GOAL: Write out the whole listing exactly as it stands.

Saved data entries
## START

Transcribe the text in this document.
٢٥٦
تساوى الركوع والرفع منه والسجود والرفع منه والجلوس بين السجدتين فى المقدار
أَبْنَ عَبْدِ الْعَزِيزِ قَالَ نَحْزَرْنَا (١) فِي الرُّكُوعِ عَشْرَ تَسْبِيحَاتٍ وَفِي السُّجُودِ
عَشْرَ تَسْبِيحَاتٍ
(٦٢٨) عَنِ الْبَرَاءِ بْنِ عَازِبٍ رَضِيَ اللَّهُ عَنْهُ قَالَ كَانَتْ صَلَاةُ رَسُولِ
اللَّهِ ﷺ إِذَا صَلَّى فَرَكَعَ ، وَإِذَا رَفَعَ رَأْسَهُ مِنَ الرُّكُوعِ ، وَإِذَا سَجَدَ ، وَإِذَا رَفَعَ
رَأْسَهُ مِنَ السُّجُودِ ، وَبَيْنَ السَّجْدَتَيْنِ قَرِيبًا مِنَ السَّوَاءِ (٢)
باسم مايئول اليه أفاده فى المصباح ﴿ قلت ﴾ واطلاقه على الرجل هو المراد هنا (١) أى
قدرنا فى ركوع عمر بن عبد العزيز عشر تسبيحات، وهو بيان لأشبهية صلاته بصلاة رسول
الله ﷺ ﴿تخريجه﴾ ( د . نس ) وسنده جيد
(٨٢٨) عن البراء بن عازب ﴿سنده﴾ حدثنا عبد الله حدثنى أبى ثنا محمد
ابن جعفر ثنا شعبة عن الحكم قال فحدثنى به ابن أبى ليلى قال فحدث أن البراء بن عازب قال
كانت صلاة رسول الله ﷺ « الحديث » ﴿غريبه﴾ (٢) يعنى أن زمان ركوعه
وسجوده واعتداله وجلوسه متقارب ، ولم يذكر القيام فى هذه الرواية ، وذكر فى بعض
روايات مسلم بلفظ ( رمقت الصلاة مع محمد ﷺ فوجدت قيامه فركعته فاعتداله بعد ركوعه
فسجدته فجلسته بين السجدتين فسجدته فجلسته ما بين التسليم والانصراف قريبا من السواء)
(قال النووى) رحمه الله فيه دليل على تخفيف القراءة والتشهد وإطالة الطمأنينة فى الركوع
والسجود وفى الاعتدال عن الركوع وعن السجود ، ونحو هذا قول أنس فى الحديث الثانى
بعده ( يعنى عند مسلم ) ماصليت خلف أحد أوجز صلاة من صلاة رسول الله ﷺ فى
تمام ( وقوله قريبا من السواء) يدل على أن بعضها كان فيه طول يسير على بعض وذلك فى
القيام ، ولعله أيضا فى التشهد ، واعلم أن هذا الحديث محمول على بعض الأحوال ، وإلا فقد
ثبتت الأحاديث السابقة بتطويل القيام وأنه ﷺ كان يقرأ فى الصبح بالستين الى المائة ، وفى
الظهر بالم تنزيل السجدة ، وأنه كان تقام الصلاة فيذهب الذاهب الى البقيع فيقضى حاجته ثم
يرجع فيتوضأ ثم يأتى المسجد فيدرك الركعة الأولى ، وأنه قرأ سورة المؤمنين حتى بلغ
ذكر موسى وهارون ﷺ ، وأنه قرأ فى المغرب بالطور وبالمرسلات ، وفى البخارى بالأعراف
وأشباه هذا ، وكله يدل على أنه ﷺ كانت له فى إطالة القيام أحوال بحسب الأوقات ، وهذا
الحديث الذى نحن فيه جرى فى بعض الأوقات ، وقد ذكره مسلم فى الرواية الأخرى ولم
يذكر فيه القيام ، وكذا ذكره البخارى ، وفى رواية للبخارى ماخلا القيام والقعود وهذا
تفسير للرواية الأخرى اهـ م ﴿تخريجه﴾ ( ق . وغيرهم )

## END

WRITTEN RESPONSE:
Transcribe the text in this document.
٢٥٦
تساوى الركوع والرفع منه والسجود والرفع منه والجلوس بين السجدتين فى المقدار
أَبْنَ عَبْدِ الْعَزِيزِ قَالَ نَحْزَرْنَا (١) فِي الرُّكُوعِ عَشْرَ تَسْبِيحَاتٍ وَفِي السُّجُودِ
عَشْرَ تَسْبِيحَاتٍ
(٦٢٨) عَنِ الْبَرَاءِ بْنِ عَازِبٍ رَضِيَ اللَّهُ عَنْهُ قَالَ كَانَتْ صَلَاةُ رَسُولِ
اللَّهِ ﷺ إِذَا صَلَّى فَرَكَعَ ، وَإِذَا رَفَعَ رَأْسَهُ مِنَ الرُّكُوعِ ، وَإِذَا سَجَدَ ، وَإِذَا رَفَعَ
رَأْسَهُ مِنَ السُّجُودِ ، وَبَيْنَ السَّجْدَتَيْنِ قَرِيبًا مِنَ السَّوَاءِ (٢)
باسم مايئول اليه أفاده فى المصباح ﴿ قلت ﴾ واطلاقه على الرجل هو المراد هنا (١) أى
قدرنا فى ركوع عمر بن عبد العزيز عشر تسبيحات، وهو بيان لأشبهية صلاته بصلاة رسول
الله ﷺ ﴿تخريجه﴾ ( د . نس ) وسنده جيد
(٨٢٨) عن البراء بن عازب ﴿سنده﴾ حدثنا عبد الله حدثنى أبى ثنا محمد
ابن جعفر ثنا شعبة عن الحكم قال فحدثنى به ابن أبى ليلى قال فحدث أن البراء بن عازب قال
كانت صلاة رسول الله ﷺ « الحديث » ﴿غريبه﴾ (٢) يعنى أن زمان ركوعه
وسجوده واعتداله وجلوسه متقارب ، ولم يذكر القيام فى هذه الرواية ، وذكر فى بعض
روايات مسلم بلفظ ( رمقت الصلاة مع محمد ﷺ فوجدت قيامه فركعته فاعتداله بعد ركوعه
فسجدته فجلسته بين السجدتين فسجدته فجلسته ما بين التسليم والانصراف قريبا من السواء)
(قال النووى) رحمه الله فيه دليل على تخفيف القراءة والتشهد وإطالة الطمأنينة فى الركوع
والسجود وفى الاعتدال عن الركوع وعن السجود ، ونحو هذا قول أنس فى الحديث الثانى
بعده ( يعنى عند مسلم ) ماصليت خلف أحد أوجز صلاة من صلاة رسول الله ﷺ فى
تمام ( وقوله قريبا من السواء) يدل على أن بعضها كان فيه طول يسير على بعض وذلك فى
القيام ، ولعله أيضا فى التشهد ، واعلم أن هذا الحديث محمول على بعض الأحوال ، وإلا فقد
ثبتت الأحاديث السابقة بتطويل القيام وأنه ﷺ كان يقرأ فى الصبح بالستين الى المائة ، وفى
الظهر بالم تنزيل السجدة ، وأنه كان تقام الصلاة فيذهب الذاهب الى البقيع فيقضى حاجته ثم
يرجع فيتوضأ ثم يأتى المسجد فيدرك الركعة الأولى ، وأنه قرأ سورة المؤمنين حتى بلغ
ذكر موسى وهارون ﷺ ، وأنه قرأ فى المغرب بالطور وبالمرسلات ، وفى البخارى بالأعراف
وأشباه هذا ، وكله يدل على أنه ﷺ كانت له فى إطالة القيام أحوال بحسب الأوقات ، وهذا
الحديث الذى نحن فيه جرى فى بعض الأوقات ، وقد ذكره مسلم فى الرواية الأخرى ولم
يذكر فيه القيام ، وكذا ذكره البخارى ، وفى رواية للبخارى ماخلا القيام والقعود وهذا
تفسير للرواية الأخرى اهـ م ﴿تخريجه﴾ ( ق . وغيرهم )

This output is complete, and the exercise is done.